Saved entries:
◇ ◇ ◇ ◇
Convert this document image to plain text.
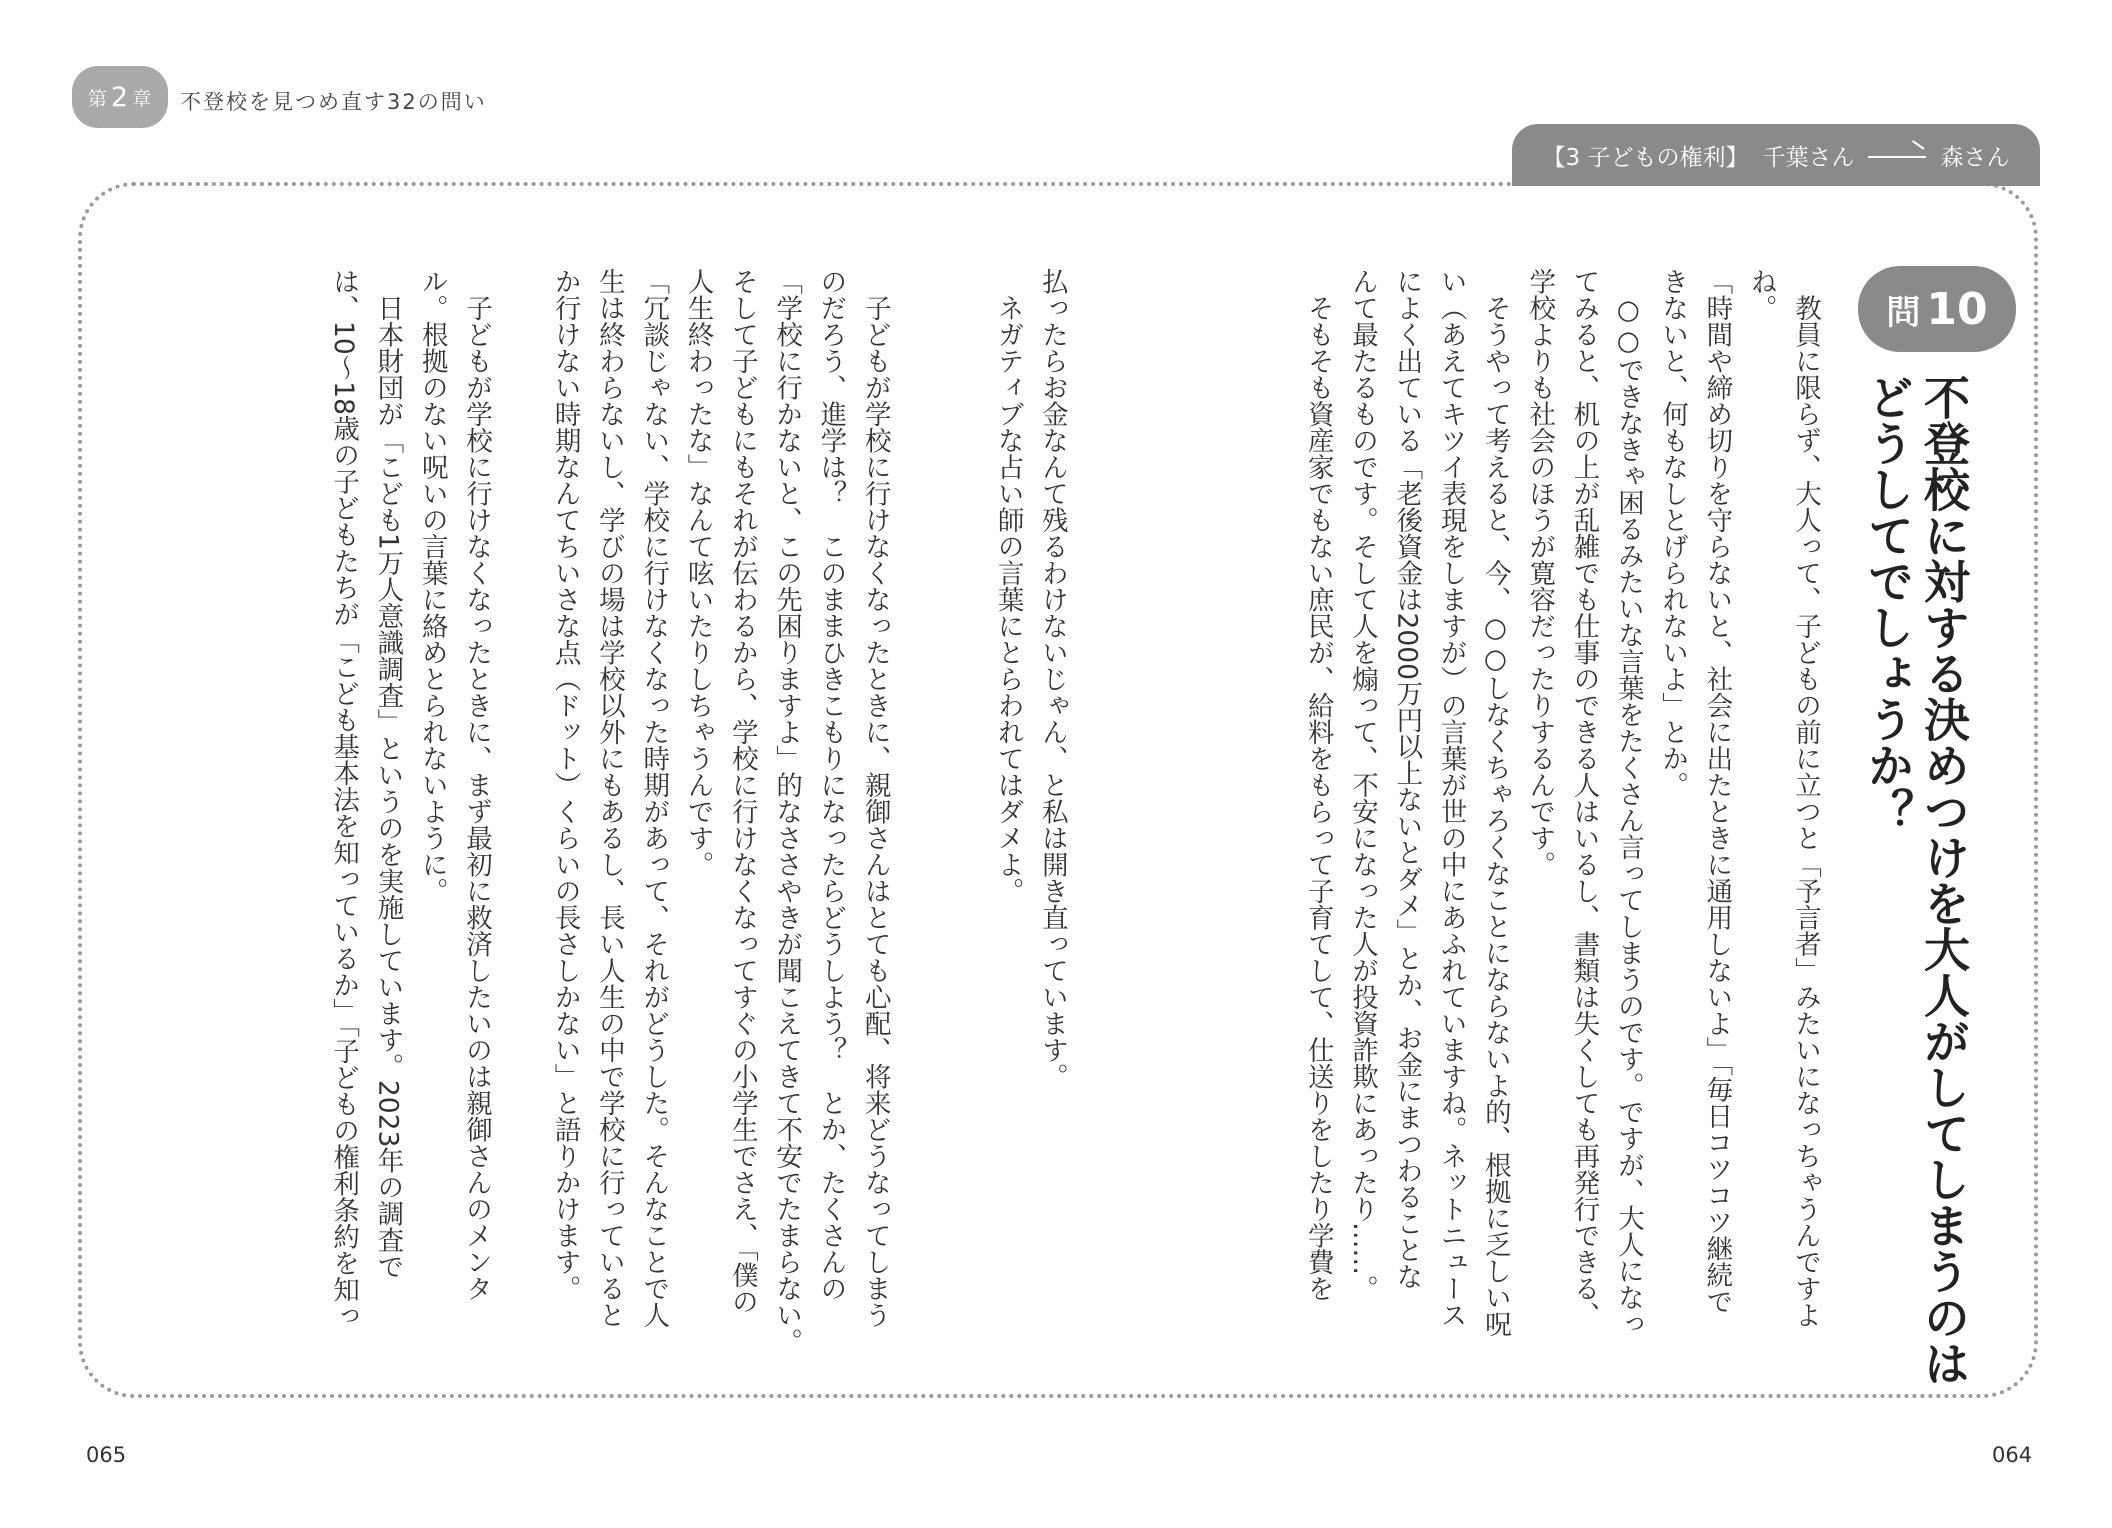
第 2 章 不登校を見つめ直す32の問い
【3 子どもの権利】 千葉さん	森さん
問 10
不登校に対する決めつけを大人がしてしまうのは
どうしてでしょうか？
　教員に限らず、大人って、子どもの前に立つと「予言者」みたいになっちゃうんですよ
ね。
「時間や締め切りを守らないと、社会に出たときに通用しないよ」「毎日コツコツ継続で
きないと、何もなしとげられないよ」とか。
　○○できなきゃ困るみたいな言葉をたくさん言ってしまうのです。ですが、大人になっ
てみると、机の上が乱雑でも仕事のできる人はいるし、書類は失くしても再発行できる、
学校よりも社会のほうが寛容だったりするんです。
　そうやって考えると、今、○○しなくちゃろくなことにならないよ的、根拠に乏しい呪
い（あえてキツイ表現をしますが）の言葉が世の中にあふれていますね。ネットニュース
によく出ている「老後資金は2000万円以上ないとダメ」とか、お金にまつわることな
んて最たるものです。そして人を煽って、不安になった人が投資詐欺にあったり……。
　そもそも資産家でもない庶民が、給料をもらって子育てして、仕送りをしたり学費を
払ったらお金なんて残るわけないじゃん、と私は開き直っています。
　ネガティブな占い師の言葉にとらわれてはダメよ。
　子どもが学校に行けなくなったときに、親御さんはとても心配、将来どうなってしまう
のだろう、進学は？　このままひきこもりになったらどうしよう？　とか、たくさんの
「学校に行かないと、この先困りますよ」的なささやきが聞こえてきて不安でたまらない。
そして子どもにもそれが伝わるから、学校に行けなくなってすぐの小学生でさえ、「僕の
人生終わったな」なんて呟いたりしちゃうんです。
「冗談じゃない、学校に行けなくなった時期があって、それがどうした。そんなことで人
生は終わらないし、学びの場は学校以外にもあるし、長い人生の中で学校に行っていると
か行けない時期なんてちいさな点（ドット）くらいの長さしかない」と語りかけます。
　子どもが学校に行けなくなったときに、まず最初に救済したいのは親御さんのメンタ
ル。根拠のない呪いの言葉に絡めとられないように。
　日本財団が「こども1万人意識調査」というのを実施しています。2023年の調査で
は、10〜18歳の子どもたちが「こども基本法を知っているか」「子どもの権利条約を知っ
065	064
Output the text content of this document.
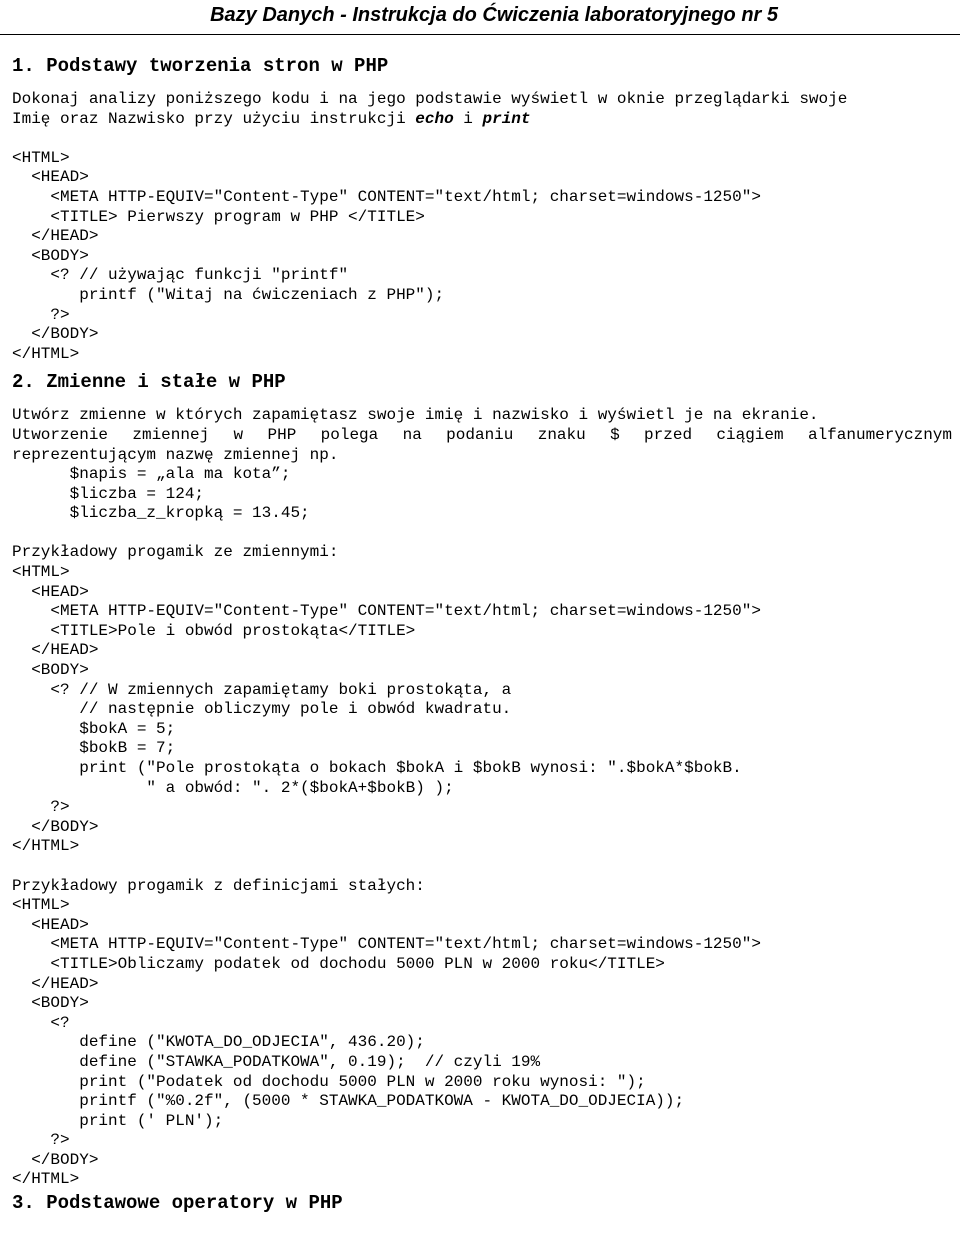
Bazy Danych - Instrukcja do Ćwiczenia laboratoryjnego nr 5
1. Podstawy tworzenia stron w PHP
Dokonaj analizy poniższego kodu i na jego podstawie wyświetl w oknie przeglądarki swoje
Imię oraz Nazwisko przy użyciu instrukcji echo i print
<HTML>
<HEAD>
<META HTTP-EQUIV="Content-Type" CONTENT="text/html; charset=windows-1250">
<TITLE> Pierwszy program w PHP </TITLE>
</HEAD>
<BODY>
<? // używając funkcji "printf"
printf ("Witaj na ćwiczeniach z PHP");
?>
</BODY>
</HTML>
2. Zmienne i stałe w PHP
Utwórz zmienne w których zapamiętasz swoje imię i nazwisko i wyświetl je na ekranie.
Utworzenie zmiennej w PHP polega na podaniu znaku $ przed ciągiem alfanumerycznym
reprezentującym nazwę zmiennej np.
$napis = „ala ma kota”;
$liczba = 124;
$liczba_z_kropką = 13.45;
Przykładowy progamik ze zmiennymi:
<HTML>
<HEAD>
<META HTTP-EQUIV="Content-Type" CONTENT="text/html; charset=windows-1250">
<TITLE>Pole i obwód prostokąta</TITLE>
</HEAD>
<BODY>
<? // W zmiennych zapamiętamy boki prostokąta, a
// następnie obliczymy pole i obwód kwadratu.
$bokA = 5;
$bokB = 7;
print ("Pole prostokąta o bokach $bokA i $bokB wynosi: ".$bokA*$bokB.
" a obwód: ". 2*($bokA+$bokB) );
?>
</BODY>
</HTML>
Przykładowy progamik z definicjami stałych:
<HTML>
<HEAD>
<META HTTP-EQUIV="Content-Type" CONTENT="text/html; charset=windows-1250">
<TITLE>Obliczamy podatek od dochodu 5000 PLN w 2000 roku</TITLE>
</HEAD>
<BODY>
<?
define ("KWOTA_DO_ODJECIA", 436.20);
define ("STAWKA_PODATKOWA", 0.19);  // czyli 19%
print ("Podatek od dochodu 5000 PLN w 2000 roku wynosi: ");
printf ("%0.2f", (5000 * STAWKA_PODATKOWA - KWOTA_DO_ODJECIA));
print (' PLN');
?>
</BODY>
</HTML>
3. Podstawowe operatory w PHP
◇ ◇ ◇ ◇
* AIM *
Without the pictures, retype the whole of the material above exactly.

* THE RESPONSE *
Convert this document image to plain text.
第 2 章 不登校を見つめ直す32の問い
【3 子どもの権利】 千葉さん	森さん
問 10
不登校に対する決めつけを大人がしてしまうのは
どうしてでしょうか？
　教員に限らず、大人って、子どもの前に立つと「予言者」みたいになっちゃうんですよ
ね。
「時間や締め切りを守らないと、社会に出たときに通用しないよ」「毎日コツコツ継続で
きないと、何もなしとげられないよ」とか。
　○○できなきゃ困るみたいな言葉をたくさん言ってしまうのです。ですが、大人になっ
てみると、机の上が乱雑でも仕事のできる人はいるし、書類は失くしても再発行できる、
学校よりも社会のほうが寛容だったりするんです。
　そうやって考えると、今、○○しなくちゃろくなことにならないよ的、根拠に乏しい呪
い（あえてキツイ表現をしますが）の言葉が世の中にあふれていますね。ネットニュース
によく出ている「老後資金は2000万円以上ないとダメ」とか、お金にまつわることな
んて最たるものです。そして人を煽って、不安になった人が投資詐欺にあったり……。
　そもそも資産家でもない庶民が、給料をもらって子育てして、仕送りをしたり学費を
払ったらお金なんて残るわけないじゃん、と私は開き直っています。
　ネガティブな占い師の言葉にとらわれてはダメよ。
　子どもが学校に行けなくなったときに、親御さんはとても心配、将来どうなってしまう
のだろう、進学は？　このままひきこもりになったらどうしよう？　とか、たくさんの
「学校に行かないと、この先困りますよ」的なささやきが聞こえてきて不安でたまらない。
そして子どもにもそれが伝わるから、学校に行けなくなってすぐの小学生でさえ、「僕の
人生終わったな」なんて呟いたりしちゃうんです。
「冗談じゃない、学校に行けなくなった時期があって、それがどうした。そんなことで人
生は終わらないし、学びの場は学校以外にもあるし、長い人生の中で学校に行っていると
か行けない時期なんてちいさな点（ドット）くらいの長さしかない」と語りかけます。
　子どもが学校に行けなくなったときに、まず最初に救済したいのは親御さんのメンタ
ル。根拠のない呪いの言葉に絡めとられないように。
　日本財団が「こども1万人意識調査」というのを実施しています。2023年の調査で
は、10〜18歳の子どもたちが「こども基本法を知っているか」「子どもの権利条約を知っ
065	064
Output the text content of this document.
Bazy Danych - Instrukcja do Ćwiczenia laboratoryjnego nr 5
1. Podstawy tworzenia stron w PHP
Dokonaj analizy poniższego kodu i na jego podstawie wyświetl w oknie przeglądarki swoje
Imię oraz Nazwisko przy użyciu instrukcji echo i print
<HTML>
<HEAD>
<META HTTP-EQUIV="Content-Type" CONTENT="text/html; charset=windows-1250">
<TITLE> Pierwszy program w PHP </TITLE>
</HEAD>
<BODY>
<? // używając funkcji "printf"
printf ("Witaj na ćwiczeniach z PHP");
?>
</BODY>
</HTML>
2. Zmienne i stałe w PHP
Utwórz zmienne w których zapamiętasz swoje imię i nazwisko i wyświetl je na ekranie.
Utworzenie zmiennej w PHP polega na podaniu znaku $ przed ciągiem alfanumerycznym
reprezentującym nazwę zmiennej np.
$napis = „ala ma kota”;
$liczba = 124;
$liczba_z_kropką = 13.45;
Przykładowy progamik ze zmiennymi:
<HTML>
<HEAD>
<META HTTP-EQUIV="Content-Type" CONTENT="text/html; charset=windows-1250">
<TITLE>Pole i obwód prostokąta</TITLE>
</HEAD>
<BODY>
<? // W zmiennych zapamiętamy boki prostokąta, a
// następnie obliczymy pole i obwód kwadratu.
$bokA = 5;
$bokB = 7;
print ("Pole prostokąta o bokach $bokA i $bokB wynosi: ".$bokA*$bokB.
" a obwód: ". 2*($bokA+$bokB) );
?>
</BODY>
</HTML>
Przykładowy progamik z definicjami stałych:
<HTML>
<HEAD>
<META HTTP-EQUIV="Content-Type" CONTENT="text/html; charset=windows-1250">
<TITLE>Obliczamy podatek od dochodu 5000 PLN w 2000 roku</TITLE>
</HEAD>
<BODY>
<?
define ("KWOTA_DO_ODJECIA", 436.20);
define ("STAWKA_PODATKOWA", 0.19);  // czyli 19%
print ("Podatek od dochodu 5000 PLN w 2000 roku wynosi: ");
printf ("%0.2f", (5000 * STAWKA_PODATKOWA - KWOTA_DO_ODJECIA));
print (' PLN');
?>
</BODY>
</HTML>
3. Podstawowe operatory w PHP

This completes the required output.